* Set exercise:
Extract each line of the data below exactly as written.

Data items:
>>>

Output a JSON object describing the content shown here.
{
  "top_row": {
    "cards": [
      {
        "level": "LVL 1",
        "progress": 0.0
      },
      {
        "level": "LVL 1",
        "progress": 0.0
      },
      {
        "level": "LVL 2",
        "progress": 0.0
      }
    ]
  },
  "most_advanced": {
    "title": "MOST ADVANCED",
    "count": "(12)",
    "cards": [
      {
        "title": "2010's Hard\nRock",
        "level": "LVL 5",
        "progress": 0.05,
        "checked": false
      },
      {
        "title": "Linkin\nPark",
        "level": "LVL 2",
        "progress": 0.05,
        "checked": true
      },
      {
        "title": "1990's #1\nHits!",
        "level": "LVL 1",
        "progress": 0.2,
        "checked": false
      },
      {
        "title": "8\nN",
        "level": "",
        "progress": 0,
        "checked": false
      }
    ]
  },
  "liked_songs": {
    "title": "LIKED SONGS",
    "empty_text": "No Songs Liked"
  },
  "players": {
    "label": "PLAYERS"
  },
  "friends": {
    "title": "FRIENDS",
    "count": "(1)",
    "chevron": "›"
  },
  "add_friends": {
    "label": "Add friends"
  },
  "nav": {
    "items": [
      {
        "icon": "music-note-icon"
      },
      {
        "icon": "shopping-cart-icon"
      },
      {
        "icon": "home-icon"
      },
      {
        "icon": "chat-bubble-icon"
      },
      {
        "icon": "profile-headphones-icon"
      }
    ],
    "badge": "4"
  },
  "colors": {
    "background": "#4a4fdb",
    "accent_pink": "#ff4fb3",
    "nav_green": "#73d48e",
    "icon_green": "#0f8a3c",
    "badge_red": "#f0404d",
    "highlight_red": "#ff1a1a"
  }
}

<<<

* Problem solution:
Output a JSON object describing the content shown here.
{
  "top_row": {
    "cards": [
      {
        "level": "LVL 1",
        "progress": 0.0
      },
      {
        "level": "LVL 1",
        "progress": 0.0
      },
      {
        "level": "LVL 2",
        "progress": 0.0
      }
    ]
  },
  "most_advanced": {
    "title": "MOST ADVANCED",
    "count": "(12)",
    "cards": [
      {
        "title": "2010's Hard\nRock",
        "level": "LVL 5",
        "progress": 0.05,
        "checked": false
      },
      {
        "title": "Linkin\nPark",
        "level": "LVL 2",
        "progress": 0.05,
        "checked": true
      },
      {
        "title": "1990's #1\nHits!",
        "level": "LVL 1",
        "progress": 0.2,
        "checked": false
      },
      {
        "title": "8\nN",
        "level": "",
        "progress": 0,
        "checked": false
      }
    ]
  },
  "liked_songs": {
    "title": "LIKED SONGS",
    "empty_text": "No Songs Liked"
  },
  "players": {
    "label": "PLAYERS"
  },
  "friends": {
    "title": "FRIENDS",
    "count": "(1)",
    "chevron": "›"
  },
  "add_friends": {
    "label": "Add friends"
  },
  "nav": {
    "items": [
      {
        "icon": "music-note-icon"
      },
      {
        "icon": "shopping-cart-icon"
      },
      {
        "icon": "home-icon"
      },
      {
        "icon": "chat-bubble-icon"
      },
      {
        "icon": "profile-headphones-icon"
      }
    ],
    "badge": "4"
  },
  "colors": {
    "background": "#4a4fdb",
    "accent_pink": "#ff4fb3",
    "nav_green": "#73d48e",
    "icon_green": "#0f8a3c",
    "badge_red": "#f0404d",
    "highlight_red": "#ff1a1a"
  }
}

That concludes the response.